**Written task**
Where a line below holds the string "list", copy that line.

- - -

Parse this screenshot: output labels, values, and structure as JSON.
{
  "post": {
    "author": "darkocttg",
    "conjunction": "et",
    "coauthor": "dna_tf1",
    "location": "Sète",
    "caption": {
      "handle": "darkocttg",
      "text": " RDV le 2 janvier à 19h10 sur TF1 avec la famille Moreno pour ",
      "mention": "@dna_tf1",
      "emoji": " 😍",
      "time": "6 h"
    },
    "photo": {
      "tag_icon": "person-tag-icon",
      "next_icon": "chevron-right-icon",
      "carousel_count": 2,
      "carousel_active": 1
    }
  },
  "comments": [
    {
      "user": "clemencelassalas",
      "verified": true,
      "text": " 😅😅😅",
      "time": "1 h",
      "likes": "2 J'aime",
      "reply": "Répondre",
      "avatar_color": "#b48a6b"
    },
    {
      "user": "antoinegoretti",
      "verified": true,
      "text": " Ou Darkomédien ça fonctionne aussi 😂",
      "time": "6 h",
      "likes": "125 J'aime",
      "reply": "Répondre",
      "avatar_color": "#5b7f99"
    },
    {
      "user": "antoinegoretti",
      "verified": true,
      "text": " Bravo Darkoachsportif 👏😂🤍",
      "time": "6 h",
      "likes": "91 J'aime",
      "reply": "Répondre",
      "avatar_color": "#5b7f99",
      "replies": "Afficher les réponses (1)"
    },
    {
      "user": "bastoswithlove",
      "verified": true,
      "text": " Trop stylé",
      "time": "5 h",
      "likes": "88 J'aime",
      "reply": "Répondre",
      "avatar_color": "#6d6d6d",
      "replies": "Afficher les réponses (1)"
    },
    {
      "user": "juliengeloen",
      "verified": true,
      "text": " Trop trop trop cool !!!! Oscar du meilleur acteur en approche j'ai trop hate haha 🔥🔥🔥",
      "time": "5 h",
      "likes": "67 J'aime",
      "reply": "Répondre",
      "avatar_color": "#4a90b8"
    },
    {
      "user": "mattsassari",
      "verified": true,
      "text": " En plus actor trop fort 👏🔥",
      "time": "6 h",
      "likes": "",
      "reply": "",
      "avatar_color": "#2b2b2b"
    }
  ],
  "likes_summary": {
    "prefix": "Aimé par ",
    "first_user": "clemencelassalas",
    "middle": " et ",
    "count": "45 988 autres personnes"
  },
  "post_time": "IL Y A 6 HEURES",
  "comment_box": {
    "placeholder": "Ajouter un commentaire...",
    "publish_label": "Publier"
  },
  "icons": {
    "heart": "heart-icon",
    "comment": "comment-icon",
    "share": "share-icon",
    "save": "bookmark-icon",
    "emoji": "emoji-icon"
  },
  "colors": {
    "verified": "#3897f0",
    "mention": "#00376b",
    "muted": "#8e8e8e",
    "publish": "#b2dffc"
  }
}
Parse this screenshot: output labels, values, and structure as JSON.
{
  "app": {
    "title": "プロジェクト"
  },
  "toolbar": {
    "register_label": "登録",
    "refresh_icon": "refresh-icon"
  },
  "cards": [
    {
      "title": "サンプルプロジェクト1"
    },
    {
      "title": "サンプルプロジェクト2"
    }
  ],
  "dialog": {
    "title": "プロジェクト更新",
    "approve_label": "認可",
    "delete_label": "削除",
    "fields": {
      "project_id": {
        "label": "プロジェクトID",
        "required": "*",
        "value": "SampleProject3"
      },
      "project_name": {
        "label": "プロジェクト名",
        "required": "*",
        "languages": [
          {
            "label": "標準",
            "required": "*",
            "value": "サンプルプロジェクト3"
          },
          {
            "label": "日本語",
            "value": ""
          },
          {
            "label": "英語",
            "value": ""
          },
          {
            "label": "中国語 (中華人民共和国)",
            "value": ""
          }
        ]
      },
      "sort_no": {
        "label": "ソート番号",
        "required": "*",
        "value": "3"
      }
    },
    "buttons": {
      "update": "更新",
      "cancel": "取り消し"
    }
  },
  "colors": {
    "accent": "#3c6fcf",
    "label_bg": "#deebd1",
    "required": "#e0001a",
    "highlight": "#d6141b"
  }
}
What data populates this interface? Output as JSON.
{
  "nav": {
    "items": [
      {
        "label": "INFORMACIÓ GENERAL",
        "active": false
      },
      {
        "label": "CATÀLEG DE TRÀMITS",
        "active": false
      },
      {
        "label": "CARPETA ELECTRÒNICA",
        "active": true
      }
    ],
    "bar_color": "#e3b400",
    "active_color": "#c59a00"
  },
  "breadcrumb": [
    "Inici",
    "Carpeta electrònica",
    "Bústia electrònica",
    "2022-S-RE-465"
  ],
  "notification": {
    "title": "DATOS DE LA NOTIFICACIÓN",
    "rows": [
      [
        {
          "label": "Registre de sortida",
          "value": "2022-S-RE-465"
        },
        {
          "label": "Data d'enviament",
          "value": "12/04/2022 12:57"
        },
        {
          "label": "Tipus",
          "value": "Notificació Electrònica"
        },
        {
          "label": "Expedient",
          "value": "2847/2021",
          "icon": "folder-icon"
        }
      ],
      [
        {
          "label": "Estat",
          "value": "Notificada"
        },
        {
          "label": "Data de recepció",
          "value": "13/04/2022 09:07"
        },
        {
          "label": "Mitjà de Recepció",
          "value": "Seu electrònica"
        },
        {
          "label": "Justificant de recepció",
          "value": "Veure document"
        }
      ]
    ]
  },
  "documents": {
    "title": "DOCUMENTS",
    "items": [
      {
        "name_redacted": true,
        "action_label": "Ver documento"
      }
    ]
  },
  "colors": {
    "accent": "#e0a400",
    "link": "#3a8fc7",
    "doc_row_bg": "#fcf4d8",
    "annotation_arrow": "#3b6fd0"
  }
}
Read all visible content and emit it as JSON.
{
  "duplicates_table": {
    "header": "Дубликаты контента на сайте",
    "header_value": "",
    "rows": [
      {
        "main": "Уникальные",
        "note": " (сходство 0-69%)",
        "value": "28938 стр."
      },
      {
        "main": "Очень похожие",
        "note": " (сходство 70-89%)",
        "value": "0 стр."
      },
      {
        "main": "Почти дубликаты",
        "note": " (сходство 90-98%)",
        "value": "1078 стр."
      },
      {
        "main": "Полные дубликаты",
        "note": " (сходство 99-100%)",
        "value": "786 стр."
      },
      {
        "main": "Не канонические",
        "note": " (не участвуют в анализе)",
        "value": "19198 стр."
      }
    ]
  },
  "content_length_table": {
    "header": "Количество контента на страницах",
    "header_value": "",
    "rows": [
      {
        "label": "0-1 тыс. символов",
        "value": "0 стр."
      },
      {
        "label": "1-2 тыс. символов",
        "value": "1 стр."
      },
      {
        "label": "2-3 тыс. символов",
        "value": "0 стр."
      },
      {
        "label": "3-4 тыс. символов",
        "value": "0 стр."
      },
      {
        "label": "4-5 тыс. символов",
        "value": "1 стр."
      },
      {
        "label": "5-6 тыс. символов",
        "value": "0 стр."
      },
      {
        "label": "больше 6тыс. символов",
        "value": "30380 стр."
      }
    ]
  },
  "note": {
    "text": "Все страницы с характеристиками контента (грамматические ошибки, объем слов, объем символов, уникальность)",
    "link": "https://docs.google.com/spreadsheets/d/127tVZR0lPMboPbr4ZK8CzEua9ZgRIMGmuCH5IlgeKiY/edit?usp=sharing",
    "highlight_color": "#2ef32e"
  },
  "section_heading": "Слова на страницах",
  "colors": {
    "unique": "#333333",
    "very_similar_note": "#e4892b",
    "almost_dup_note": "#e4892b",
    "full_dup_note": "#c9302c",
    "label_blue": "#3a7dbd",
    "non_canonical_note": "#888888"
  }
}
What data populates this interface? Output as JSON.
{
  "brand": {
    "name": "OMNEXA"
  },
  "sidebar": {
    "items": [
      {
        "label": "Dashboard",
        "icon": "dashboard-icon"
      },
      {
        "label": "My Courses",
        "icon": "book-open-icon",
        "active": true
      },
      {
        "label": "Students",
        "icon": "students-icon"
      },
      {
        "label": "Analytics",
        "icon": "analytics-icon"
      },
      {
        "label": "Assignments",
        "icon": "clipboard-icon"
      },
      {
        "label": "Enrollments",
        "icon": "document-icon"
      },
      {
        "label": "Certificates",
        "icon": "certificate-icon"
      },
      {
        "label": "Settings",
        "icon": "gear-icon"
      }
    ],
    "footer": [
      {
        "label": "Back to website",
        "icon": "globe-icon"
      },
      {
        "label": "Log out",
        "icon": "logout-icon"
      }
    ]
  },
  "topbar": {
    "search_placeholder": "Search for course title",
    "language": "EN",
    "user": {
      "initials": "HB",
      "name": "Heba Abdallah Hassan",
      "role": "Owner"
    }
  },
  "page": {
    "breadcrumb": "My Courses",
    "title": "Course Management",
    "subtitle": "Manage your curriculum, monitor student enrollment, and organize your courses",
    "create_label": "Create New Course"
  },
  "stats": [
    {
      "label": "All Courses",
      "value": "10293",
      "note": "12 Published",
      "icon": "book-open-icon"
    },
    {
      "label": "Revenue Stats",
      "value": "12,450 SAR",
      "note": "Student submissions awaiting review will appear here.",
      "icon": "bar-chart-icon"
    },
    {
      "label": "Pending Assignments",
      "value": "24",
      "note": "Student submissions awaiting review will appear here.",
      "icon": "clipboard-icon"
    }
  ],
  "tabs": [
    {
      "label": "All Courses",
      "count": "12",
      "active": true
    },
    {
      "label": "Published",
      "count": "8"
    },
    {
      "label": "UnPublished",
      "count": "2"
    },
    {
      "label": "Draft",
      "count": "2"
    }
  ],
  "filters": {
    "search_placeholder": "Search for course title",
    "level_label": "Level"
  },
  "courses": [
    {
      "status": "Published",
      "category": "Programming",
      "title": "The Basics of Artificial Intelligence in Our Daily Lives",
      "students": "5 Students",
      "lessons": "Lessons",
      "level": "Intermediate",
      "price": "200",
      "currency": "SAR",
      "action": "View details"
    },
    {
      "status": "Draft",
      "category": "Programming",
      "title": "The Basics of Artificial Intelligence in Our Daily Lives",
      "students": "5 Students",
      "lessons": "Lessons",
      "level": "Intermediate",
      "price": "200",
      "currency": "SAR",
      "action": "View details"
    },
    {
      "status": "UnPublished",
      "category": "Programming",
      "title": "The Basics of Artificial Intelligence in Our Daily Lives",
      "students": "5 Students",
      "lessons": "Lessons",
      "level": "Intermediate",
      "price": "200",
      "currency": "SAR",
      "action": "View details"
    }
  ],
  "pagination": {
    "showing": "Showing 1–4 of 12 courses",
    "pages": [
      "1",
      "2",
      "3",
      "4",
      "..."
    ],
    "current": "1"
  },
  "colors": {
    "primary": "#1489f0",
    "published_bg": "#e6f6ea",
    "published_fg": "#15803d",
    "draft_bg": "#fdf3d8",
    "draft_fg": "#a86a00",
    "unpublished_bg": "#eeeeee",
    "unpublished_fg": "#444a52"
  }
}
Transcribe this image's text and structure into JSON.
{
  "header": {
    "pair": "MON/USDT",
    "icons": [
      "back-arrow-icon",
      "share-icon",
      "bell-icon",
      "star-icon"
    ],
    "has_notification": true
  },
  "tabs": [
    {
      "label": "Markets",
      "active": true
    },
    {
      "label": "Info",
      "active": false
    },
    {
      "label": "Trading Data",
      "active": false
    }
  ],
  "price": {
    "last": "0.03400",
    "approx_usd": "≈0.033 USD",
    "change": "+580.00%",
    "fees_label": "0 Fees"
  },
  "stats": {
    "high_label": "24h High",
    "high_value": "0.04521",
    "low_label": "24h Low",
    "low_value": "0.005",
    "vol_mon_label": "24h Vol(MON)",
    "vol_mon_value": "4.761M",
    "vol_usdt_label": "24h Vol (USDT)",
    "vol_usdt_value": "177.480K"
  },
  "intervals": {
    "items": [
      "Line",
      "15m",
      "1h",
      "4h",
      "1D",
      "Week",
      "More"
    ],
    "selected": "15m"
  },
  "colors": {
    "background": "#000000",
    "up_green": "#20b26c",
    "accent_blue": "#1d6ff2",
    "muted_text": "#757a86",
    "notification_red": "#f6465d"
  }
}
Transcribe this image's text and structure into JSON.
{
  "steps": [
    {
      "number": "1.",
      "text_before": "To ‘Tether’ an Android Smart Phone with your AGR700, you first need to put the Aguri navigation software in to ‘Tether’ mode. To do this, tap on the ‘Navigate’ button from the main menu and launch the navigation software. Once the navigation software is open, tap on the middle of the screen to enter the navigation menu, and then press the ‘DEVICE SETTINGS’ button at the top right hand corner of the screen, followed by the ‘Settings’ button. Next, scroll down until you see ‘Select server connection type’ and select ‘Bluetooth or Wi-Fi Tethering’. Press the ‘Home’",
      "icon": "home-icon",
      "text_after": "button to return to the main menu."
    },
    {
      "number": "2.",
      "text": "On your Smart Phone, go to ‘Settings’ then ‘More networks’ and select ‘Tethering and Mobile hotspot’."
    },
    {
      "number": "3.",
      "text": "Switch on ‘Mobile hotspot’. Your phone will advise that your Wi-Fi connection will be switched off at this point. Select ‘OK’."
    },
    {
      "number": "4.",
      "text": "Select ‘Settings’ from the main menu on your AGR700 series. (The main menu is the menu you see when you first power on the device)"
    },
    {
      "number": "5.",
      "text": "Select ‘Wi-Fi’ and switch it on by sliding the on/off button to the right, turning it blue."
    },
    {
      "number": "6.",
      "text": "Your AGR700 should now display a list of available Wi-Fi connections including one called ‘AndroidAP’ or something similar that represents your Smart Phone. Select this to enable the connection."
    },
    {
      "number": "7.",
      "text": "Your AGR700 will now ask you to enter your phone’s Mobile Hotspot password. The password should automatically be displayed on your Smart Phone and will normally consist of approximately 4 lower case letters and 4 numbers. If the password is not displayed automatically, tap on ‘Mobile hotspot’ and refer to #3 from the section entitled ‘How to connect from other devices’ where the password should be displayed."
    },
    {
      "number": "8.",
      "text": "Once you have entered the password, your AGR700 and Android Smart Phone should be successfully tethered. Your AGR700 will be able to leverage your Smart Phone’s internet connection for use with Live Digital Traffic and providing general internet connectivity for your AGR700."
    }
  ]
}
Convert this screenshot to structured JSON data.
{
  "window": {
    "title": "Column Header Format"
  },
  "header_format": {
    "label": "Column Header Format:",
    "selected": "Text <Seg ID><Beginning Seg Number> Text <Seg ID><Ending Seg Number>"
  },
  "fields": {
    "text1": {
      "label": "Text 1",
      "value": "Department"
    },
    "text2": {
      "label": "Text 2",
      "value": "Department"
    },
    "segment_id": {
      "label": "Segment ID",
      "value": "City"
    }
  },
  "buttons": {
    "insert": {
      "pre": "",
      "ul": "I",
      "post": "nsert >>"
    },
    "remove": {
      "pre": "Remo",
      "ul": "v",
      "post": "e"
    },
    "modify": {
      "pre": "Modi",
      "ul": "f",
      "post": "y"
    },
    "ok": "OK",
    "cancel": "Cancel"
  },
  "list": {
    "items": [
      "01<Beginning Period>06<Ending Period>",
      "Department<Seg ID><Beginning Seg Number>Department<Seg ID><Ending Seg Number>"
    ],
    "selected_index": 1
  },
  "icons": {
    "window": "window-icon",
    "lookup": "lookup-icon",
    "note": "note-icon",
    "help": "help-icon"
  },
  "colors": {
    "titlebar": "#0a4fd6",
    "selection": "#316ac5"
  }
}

- - -

**Answer for this exercise**
      "text": "Your AGR700 should now display a list of available Wi-Fi connections including one called ‘AndroidAP’ or something similar that represents your Smart Phone. Select this to enable the connection."
  "list": {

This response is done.